Show every line in the listing below that contains the string "folder".

Provided data.
◇ ◇ ◇

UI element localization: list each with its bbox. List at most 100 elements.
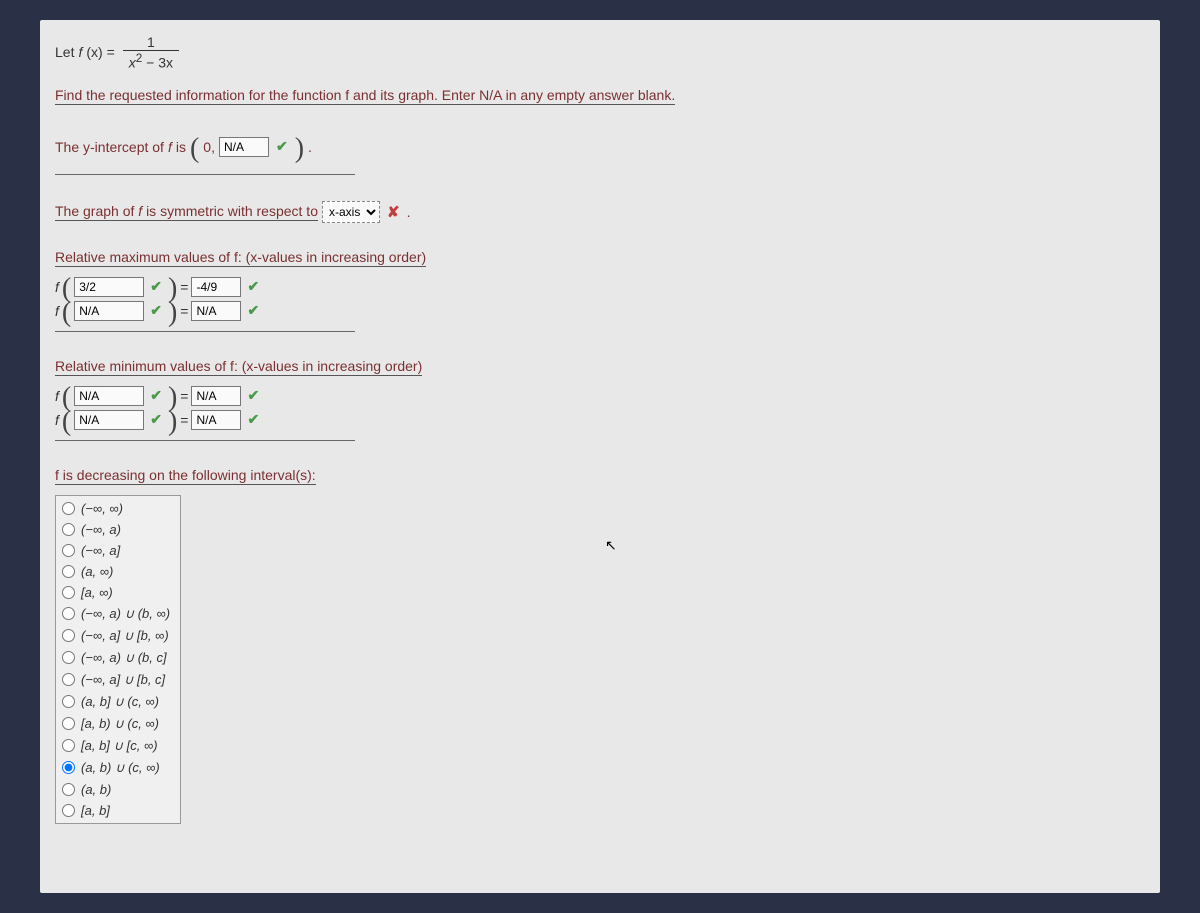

◇ ◇ ◇

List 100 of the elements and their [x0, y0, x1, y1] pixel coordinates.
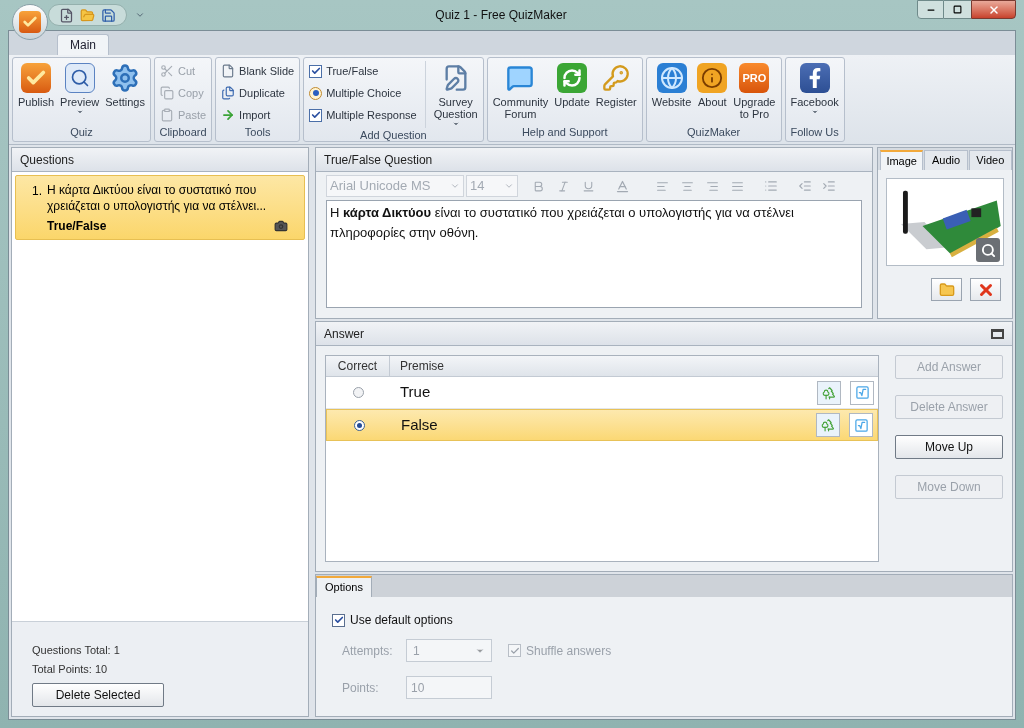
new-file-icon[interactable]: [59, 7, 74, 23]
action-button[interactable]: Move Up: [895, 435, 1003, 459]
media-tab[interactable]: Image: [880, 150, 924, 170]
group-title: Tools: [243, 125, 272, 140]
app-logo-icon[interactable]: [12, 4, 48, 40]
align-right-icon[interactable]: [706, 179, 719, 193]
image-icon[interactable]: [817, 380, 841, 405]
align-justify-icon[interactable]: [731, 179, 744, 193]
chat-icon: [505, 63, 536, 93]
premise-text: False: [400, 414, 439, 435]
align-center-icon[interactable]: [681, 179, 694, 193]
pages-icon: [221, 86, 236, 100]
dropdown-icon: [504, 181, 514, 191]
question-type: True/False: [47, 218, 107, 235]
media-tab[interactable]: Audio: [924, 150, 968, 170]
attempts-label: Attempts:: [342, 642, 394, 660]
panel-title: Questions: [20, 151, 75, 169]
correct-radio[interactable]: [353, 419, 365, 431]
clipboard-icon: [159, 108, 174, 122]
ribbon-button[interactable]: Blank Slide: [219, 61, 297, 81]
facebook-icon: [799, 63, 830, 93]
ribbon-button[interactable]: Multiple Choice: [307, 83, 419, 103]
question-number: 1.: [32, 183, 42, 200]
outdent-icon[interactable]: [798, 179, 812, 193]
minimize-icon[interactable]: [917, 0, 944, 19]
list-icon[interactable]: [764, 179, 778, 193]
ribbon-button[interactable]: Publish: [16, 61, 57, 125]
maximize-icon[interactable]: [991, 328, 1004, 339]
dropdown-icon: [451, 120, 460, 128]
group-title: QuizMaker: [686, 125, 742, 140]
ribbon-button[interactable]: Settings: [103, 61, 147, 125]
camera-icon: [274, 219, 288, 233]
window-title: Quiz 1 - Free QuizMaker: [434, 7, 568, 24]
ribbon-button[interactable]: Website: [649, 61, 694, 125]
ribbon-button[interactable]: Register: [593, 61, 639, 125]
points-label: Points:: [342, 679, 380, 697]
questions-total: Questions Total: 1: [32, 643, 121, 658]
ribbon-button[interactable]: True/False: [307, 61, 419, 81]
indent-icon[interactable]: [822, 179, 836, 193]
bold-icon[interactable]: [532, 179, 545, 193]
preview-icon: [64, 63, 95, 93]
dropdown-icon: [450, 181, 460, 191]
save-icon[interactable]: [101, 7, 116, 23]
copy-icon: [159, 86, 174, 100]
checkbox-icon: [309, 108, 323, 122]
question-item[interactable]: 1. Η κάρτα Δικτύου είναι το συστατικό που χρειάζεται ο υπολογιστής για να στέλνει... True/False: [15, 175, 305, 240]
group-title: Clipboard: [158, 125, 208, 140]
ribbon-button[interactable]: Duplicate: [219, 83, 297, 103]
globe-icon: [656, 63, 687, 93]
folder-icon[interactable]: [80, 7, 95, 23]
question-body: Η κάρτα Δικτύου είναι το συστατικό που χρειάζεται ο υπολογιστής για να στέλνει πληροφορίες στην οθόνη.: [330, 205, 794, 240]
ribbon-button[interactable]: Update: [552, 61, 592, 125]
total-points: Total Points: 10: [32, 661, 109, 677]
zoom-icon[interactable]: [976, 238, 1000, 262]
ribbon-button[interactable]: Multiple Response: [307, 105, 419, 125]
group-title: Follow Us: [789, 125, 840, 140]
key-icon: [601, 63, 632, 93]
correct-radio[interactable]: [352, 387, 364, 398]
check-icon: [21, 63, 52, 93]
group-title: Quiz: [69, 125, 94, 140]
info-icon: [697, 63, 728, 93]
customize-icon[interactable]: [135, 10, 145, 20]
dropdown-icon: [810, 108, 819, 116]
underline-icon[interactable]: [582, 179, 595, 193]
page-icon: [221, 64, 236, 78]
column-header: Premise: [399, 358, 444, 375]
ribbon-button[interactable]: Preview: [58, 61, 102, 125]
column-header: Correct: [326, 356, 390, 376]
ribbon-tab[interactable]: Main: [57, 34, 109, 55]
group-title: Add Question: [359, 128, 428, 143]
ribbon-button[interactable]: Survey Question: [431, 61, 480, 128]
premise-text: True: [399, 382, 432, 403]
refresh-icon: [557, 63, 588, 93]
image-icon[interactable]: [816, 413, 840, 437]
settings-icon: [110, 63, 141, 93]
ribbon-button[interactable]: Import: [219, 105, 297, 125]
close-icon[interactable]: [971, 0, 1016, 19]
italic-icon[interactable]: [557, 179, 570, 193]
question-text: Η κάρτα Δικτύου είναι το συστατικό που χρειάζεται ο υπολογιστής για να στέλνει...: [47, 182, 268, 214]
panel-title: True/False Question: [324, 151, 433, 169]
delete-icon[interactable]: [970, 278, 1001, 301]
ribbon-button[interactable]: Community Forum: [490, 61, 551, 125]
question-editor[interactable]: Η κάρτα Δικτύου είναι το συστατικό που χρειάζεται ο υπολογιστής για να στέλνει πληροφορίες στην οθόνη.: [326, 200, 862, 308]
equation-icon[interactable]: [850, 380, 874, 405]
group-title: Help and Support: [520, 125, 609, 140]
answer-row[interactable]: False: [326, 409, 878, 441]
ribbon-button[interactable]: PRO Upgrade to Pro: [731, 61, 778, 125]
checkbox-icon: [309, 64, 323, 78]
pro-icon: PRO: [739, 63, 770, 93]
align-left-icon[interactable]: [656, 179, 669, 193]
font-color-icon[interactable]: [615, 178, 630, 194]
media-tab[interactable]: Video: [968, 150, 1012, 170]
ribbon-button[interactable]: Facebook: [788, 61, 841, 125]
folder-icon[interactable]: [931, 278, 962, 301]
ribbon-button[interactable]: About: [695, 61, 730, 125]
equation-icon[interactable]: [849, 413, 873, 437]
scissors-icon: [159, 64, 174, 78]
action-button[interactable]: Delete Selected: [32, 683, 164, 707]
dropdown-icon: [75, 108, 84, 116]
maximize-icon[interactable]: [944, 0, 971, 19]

◇ ◇ ◇

Final answer.
folder-icon[interactable]: [80, 7, 95, 23]
folder-icon[interactable]: [931, 278, 962, 301]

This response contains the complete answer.